(Excerpt from a dataset)
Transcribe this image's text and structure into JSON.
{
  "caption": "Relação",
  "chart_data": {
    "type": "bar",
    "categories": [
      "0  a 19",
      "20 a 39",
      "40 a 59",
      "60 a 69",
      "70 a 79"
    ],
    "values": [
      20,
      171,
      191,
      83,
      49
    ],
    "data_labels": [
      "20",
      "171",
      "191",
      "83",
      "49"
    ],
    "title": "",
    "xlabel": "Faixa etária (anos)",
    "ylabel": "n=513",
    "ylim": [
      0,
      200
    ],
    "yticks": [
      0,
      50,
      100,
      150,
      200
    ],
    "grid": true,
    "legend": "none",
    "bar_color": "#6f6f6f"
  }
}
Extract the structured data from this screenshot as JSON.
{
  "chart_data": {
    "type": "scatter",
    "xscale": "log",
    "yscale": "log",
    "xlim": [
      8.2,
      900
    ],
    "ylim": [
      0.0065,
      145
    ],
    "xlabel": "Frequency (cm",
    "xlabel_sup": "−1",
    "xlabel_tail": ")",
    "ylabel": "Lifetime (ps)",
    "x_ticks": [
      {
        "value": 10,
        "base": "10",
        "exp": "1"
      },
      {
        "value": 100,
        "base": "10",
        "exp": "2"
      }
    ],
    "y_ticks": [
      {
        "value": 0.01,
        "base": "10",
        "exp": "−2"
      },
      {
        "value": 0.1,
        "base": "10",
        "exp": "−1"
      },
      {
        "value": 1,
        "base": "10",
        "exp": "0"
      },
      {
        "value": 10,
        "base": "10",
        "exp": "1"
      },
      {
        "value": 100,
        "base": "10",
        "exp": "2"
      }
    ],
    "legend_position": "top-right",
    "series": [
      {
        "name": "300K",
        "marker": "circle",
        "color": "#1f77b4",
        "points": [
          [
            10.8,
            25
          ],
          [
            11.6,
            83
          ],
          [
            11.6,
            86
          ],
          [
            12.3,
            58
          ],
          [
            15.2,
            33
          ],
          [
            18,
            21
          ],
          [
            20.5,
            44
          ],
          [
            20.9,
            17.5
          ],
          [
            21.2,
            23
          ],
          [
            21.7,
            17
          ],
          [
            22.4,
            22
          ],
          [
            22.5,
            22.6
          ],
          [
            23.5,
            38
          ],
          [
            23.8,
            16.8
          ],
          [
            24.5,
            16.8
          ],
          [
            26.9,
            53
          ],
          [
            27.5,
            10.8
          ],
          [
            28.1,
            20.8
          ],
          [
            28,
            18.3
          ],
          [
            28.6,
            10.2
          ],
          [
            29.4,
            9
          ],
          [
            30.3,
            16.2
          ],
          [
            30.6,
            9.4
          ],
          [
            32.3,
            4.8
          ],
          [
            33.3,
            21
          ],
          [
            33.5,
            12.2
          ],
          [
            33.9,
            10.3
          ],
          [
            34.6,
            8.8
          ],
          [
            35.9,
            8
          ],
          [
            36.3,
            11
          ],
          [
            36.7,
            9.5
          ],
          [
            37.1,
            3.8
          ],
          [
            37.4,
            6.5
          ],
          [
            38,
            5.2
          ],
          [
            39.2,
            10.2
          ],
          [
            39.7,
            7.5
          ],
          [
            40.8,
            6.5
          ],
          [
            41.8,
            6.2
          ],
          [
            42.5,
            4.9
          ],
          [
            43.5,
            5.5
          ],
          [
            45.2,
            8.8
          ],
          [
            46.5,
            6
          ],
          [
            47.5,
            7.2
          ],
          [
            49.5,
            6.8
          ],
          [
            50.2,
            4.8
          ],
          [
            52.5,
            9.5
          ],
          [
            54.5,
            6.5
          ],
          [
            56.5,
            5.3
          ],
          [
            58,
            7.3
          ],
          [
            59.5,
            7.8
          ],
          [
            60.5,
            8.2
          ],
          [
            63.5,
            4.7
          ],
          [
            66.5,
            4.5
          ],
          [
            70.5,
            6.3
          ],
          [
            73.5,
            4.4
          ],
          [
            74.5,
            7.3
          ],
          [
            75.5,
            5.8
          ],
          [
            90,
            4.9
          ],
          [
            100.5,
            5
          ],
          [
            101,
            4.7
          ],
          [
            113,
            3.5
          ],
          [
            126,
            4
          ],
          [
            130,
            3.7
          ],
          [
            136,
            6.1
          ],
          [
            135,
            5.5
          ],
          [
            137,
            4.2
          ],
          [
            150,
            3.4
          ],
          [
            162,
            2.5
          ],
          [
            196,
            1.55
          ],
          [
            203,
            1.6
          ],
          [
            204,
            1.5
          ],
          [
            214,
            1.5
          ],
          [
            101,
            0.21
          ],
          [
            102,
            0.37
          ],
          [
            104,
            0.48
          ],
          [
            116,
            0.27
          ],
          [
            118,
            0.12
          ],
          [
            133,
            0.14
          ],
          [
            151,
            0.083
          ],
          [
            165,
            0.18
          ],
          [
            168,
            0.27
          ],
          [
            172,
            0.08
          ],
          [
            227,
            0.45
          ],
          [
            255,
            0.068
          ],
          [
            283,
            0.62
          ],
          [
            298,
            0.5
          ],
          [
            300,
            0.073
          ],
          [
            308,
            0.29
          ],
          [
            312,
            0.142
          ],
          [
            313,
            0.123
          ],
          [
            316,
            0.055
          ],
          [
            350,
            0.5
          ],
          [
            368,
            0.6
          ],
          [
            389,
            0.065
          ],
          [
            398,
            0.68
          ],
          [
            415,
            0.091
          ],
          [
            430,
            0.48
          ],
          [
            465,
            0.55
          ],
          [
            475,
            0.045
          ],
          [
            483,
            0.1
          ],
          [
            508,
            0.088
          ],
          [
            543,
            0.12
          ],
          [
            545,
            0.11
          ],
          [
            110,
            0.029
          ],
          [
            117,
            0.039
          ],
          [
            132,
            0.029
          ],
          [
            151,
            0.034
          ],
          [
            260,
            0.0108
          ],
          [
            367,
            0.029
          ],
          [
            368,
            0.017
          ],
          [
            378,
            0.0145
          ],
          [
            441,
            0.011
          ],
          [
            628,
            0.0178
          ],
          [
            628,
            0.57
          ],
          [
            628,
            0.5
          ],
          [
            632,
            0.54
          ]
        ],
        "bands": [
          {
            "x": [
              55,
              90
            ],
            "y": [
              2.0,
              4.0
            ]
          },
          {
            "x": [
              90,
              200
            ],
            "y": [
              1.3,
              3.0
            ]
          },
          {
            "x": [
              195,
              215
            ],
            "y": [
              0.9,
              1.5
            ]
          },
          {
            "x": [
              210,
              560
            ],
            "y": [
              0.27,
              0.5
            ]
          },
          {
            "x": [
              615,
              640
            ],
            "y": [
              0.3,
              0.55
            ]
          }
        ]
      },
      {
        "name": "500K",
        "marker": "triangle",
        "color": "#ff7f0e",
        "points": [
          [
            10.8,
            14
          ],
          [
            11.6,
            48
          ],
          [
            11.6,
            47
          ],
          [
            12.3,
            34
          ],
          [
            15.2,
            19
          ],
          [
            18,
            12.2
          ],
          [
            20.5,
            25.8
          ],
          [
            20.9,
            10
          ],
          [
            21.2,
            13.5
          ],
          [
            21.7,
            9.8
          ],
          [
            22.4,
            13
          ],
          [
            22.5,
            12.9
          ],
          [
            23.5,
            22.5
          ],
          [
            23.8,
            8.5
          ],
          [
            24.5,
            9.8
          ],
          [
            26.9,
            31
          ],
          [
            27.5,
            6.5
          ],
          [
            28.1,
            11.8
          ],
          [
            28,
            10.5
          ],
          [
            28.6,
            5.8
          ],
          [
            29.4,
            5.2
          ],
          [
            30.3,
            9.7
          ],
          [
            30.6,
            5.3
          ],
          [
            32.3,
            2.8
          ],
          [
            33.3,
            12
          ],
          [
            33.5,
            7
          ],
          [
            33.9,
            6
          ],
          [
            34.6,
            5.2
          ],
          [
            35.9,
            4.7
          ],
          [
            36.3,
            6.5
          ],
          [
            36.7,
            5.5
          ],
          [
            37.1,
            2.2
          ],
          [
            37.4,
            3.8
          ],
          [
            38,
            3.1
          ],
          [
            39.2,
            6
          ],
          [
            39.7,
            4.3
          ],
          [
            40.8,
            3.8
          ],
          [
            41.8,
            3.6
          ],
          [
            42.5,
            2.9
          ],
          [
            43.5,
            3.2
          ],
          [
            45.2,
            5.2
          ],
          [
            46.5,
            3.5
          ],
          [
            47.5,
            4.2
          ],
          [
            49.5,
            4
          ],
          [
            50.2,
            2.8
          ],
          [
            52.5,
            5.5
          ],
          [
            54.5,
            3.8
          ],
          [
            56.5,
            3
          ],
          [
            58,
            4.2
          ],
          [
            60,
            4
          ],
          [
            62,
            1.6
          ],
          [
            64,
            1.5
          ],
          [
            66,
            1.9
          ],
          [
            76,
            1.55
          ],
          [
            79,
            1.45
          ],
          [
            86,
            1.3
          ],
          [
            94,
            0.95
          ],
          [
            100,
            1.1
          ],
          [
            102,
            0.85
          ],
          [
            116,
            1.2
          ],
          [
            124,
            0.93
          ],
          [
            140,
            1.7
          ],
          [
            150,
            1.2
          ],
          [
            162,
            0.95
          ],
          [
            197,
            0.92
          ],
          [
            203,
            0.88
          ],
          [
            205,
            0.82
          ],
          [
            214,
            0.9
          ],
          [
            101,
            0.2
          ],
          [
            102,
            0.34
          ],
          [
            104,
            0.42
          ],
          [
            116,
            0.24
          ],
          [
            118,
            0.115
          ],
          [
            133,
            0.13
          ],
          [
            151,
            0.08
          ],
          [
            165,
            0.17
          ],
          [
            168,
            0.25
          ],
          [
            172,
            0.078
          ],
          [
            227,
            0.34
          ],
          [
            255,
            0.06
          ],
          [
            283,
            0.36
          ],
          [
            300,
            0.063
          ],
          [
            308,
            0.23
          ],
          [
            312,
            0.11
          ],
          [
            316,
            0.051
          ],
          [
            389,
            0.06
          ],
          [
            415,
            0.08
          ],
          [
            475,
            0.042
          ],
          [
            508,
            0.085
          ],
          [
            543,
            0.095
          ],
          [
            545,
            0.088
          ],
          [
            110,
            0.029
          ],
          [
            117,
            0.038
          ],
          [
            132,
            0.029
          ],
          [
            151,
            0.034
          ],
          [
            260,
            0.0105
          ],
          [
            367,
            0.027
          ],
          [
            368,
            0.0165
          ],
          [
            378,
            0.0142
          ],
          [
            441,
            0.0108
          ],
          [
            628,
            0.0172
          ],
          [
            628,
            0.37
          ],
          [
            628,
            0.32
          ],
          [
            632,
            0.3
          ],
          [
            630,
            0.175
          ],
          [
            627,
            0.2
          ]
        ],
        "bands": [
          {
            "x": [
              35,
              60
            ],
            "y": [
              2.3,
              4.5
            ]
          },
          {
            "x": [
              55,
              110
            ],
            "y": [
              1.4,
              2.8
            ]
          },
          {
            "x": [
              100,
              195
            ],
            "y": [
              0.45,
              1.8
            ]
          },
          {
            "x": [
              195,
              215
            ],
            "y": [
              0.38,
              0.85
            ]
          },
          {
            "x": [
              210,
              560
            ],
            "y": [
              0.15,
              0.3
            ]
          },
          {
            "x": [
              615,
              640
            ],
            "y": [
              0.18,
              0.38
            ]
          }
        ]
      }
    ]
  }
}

== DIRECTION ==
The word "JSON" may turn up on some lines of these records; say how many, with no other words.

== EXPECTED ANSWER ==
2